Information supplied
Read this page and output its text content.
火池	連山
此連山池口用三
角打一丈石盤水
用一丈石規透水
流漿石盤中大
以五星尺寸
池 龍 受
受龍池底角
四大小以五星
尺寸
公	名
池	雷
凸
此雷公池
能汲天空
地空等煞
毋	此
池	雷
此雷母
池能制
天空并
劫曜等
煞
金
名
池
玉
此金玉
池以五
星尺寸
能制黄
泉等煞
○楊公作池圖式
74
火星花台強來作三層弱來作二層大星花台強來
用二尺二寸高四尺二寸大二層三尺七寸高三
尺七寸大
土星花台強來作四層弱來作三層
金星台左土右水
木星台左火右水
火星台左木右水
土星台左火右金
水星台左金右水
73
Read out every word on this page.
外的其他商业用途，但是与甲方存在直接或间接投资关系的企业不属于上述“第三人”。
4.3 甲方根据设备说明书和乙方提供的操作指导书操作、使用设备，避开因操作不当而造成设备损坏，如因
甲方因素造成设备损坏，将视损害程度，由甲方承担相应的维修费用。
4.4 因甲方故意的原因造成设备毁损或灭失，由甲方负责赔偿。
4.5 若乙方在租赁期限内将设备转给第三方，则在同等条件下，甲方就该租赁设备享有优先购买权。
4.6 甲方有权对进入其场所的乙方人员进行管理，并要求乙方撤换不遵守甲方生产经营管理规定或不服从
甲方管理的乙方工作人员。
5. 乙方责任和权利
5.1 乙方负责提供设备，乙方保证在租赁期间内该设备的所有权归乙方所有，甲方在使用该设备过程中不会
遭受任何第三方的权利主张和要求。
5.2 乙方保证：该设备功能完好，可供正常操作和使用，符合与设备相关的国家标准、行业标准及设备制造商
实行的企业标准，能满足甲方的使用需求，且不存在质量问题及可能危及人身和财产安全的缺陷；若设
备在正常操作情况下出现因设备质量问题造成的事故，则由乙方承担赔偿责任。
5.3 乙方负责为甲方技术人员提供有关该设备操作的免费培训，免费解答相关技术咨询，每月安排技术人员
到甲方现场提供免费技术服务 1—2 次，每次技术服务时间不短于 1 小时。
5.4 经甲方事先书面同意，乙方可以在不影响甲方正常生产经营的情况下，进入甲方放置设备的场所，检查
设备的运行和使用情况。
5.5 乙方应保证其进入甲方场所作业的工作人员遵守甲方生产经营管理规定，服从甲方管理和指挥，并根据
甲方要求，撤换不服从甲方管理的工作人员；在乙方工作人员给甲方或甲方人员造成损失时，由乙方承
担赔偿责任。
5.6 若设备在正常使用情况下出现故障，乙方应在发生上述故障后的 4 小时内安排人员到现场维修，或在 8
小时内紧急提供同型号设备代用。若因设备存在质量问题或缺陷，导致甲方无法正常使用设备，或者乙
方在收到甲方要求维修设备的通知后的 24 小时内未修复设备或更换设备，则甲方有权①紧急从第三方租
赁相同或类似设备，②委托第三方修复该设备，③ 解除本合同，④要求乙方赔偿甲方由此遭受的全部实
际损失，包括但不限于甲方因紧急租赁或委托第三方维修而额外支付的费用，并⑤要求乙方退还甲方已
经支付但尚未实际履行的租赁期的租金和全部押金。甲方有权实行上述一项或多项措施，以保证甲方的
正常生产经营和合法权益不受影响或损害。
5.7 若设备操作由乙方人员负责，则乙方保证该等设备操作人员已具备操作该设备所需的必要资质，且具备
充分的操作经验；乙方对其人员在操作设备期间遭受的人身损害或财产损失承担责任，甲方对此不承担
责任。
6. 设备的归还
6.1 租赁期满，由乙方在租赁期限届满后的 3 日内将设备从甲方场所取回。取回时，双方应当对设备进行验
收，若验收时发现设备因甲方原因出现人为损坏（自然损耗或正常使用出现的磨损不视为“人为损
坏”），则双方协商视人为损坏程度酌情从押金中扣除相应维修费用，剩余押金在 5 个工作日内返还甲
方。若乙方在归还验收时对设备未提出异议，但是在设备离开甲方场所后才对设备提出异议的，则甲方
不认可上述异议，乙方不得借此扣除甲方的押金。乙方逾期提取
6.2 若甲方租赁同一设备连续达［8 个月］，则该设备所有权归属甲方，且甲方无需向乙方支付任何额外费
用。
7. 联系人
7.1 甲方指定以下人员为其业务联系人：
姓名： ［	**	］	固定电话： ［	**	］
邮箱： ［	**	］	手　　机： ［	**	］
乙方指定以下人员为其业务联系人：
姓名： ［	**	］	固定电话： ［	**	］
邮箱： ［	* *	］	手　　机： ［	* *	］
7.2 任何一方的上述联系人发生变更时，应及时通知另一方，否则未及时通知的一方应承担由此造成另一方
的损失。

The task
Determine how many lines of this listing contain "page", and give only the number.

Exercise output
2